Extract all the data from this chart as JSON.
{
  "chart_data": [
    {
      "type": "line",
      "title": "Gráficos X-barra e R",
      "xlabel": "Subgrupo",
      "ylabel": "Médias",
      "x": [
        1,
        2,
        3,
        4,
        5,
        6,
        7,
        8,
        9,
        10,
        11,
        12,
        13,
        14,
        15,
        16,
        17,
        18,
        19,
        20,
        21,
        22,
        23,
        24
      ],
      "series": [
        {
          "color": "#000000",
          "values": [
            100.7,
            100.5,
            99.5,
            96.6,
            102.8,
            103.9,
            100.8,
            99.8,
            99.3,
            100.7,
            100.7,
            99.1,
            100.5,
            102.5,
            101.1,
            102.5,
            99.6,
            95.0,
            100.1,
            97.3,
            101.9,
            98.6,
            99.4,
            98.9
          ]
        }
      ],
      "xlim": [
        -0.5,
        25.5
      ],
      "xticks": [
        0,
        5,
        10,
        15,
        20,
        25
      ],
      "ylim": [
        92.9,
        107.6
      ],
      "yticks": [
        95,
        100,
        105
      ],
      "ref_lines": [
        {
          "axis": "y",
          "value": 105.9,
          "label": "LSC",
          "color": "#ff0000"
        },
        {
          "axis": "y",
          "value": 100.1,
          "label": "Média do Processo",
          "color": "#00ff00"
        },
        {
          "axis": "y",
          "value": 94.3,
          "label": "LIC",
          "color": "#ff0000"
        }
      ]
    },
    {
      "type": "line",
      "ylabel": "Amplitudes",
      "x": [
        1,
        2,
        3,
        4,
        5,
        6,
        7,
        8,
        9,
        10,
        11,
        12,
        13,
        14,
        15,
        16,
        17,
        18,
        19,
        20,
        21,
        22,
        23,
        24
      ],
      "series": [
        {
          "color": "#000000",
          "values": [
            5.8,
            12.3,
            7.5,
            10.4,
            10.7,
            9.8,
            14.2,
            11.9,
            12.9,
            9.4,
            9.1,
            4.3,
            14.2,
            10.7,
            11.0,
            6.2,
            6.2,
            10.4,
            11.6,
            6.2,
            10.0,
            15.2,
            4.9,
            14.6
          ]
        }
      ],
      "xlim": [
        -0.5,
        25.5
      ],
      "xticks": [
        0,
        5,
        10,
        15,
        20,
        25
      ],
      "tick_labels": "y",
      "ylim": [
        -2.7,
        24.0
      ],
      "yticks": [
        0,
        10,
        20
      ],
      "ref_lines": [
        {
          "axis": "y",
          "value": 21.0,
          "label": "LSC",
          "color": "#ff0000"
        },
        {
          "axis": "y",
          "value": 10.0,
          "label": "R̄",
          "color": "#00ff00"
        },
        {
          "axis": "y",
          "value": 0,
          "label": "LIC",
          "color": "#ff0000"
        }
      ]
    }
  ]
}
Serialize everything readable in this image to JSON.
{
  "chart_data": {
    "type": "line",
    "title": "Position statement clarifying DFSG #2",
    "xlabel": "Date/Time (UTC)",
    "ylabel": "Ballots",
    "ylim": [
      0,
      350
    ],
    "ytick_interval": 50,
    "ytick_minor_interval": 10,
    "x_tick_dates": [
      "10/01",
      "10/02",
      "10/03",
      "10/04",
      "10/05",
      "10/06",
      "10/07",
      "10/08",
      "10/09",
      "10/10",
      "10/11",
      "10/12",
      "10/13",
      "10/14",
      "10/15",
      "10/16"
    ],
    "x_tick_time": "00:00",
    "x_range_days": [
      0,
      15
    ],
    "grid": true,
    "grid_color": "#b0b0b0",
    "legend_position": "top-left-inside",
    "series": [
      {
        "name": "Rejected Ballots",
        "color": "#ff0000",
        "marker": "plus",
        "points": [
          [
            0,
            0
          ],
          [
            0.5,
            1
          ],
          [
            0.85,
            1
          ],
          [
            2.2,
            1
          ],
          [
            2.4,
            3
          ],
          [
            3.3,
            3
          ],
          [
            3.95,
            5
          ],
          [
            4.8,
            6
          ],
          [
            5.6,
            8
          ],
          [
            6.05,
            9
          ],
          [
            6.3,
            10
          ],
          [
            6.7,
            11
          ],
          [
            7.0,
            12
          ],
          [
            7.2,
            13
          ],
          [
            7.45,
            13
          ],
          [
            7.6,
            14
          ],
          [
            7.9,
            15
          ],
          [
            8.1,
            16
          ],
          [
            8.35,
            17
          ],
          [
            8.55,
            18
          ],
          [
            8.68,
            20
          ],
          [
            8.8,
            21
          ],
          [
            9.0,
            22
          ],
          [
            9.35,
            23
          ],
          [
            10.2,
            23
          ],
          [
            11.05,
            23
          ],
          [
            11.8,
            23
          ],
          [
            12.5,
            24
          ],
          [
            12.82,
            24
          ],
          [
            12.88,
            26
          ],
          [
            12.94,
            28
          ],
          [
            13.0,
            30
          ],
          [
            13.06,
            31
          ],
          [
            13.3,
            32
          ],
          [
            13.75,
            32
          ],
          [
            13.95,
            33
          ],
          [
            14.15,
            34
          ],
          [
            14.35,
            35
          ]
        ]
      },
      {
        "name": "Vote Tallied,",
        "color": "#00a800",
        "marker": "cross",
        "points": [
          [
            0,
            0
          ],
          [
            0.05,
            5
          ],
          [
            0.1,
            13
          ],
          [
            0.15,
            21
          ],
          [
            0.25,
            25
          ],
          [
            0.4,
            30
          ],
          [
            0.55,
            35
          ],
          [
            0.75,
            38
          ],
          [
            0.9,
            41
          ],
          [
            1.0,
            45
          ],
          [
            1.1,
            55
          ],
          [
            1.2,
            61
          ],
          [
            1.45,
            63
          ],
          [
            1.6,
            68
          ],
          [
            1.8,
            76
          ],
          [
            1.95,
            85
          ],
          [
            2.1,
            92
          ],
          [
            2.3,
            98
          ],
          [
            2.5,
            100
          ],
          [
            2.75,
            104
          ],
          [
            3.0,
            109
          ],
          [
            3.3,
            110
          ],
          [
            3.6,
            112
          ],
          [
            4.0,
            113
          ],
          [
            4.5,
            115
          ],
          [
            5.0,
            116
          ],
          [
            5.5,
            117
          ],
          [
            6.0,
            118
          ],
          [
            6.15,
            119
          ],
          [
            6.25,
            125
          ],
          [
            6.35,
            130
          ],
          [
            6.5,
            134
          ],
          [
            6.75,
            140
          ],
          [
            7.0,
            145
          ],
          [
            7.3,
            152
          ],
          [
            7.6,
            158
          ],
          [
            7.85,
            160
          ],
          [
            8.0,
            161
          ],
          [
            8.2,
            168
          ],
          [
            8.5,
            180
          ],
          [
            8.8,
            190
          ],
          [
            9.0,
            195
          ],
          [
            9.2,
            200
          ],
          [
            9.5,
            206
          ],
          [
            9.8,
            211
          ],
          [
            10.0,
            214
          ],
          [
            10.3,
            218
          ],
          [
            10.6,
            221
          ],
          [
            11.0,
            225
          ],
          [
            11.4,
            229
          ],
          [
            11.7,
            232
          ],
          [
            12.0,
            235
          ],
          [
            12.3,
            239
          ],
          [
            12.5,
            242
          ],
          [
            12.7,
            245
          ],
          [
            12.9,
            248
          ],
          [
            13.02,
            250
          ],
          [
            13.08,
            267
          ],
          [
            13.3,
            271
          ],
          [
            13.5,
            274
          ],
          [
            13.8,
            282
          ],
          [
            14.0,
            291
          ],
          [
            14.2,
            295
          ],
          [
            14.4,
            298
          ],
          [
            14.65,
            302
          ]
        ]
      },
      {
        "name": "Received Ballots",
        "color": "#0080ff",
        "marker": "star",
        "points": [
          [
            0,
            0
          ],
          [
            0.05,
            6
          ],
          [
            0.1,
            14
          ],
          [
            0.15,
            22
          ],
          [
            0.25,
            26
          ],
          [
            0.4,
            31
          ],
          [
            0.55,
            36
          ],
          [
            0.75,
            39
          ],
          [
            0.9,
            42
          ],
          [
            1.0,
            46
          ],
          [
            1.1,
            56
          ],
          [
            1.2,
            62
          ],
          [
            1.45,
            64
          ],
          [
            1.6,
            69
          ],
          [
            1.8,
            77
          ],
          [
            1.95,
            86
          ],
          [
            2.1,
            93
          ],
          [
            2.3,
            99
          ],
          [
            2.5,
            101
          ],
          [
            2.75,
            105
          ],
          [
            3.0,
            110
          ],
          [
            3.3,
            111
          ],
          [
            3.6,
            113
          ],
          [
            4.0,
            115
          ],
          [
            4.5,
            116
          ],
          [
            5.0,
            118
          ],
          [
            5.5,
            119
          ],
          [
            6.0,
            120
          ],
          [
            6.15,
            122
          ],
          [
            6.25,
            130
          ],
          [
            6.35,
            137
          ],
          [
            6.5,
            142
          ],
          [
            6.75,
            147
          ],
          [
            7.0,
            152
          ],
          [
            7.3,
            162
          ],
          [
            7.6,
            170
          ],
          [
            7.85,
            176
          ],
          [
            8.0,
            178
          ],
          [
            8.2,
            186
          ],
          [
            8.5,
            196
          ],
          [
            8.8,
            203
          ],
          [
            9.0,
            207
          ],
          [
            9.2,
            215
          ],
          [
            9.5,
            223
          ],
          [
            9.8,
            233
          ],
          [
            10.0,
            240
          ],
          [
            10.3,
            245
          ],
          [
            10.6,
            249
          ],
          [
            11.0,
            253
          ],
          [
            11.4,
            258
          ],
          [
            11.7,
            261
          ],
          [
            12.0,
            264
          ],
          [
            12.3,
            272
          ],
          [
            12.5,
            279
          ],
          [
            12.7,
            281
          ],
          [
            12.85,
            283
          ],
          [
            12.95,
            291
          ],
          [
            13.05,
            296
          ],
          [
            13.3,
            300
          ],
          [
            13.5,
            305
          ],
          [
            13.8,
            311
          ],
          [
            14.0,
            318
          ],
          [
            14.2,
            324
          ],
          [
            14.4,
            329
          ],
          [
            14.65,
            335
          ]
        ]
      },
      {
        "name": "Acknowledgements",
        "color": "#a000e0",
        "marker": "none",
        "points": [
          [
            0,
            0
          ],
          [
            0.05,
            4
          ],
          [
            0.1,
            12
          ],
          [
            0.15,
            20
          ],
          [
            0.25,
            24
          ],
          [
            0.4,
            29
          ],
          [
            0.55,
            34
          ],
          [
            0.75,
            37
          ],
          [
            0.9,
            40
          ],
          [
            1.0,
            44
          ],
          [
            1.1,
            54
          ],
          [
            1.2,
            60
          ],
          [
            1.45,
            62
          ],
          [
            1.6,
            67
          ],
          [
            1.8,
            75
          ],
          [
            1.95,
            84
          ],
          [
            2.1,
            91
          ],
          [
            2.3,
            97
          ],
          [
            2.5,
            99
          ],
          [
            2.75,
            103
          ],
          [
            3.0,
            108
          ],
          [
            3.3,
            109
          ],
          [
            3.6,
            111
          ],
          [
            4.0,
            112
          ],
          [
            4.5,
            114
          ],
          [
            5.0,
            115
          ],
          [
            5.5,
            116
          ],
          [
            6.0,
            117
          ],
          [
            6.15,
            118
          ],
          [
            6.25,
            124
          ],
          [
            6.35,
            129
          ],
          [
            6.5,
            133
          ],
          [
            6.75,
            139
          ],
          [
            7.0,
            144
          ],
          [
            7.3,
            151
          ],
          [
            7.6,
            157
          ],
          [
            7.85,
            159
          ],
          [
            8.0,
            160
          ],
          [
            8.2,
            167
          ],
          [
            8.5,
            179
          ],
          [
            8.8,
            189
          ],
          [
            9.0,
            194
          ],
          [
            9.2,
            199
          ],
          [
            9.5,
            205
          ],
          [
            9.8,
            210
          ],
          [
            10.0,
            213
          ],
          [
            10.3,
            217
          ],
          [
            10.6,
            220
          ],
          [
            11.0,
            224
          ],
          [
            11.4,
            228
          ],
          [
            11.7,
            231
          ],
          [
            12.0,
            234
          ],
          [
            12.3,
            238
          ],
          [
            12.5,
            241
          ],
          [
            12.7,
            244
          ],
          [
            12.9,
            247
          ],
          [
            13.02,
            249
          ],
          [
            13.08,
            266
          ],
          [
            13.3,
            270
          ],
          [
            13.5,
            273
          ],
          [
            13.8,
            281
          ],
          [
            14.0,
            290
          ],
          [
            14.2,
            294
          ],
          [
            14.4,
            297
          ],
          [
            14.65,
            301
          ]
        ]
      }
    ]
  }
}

### [GOAL]
Using the listing above, pull out all lines that hold the word "name".

### [REPLY]
        "name": "Rejected Ballots",
        "name": "Vote Tallied,",
        "name": "Received Ballots",
        "name": "Acknowledgements",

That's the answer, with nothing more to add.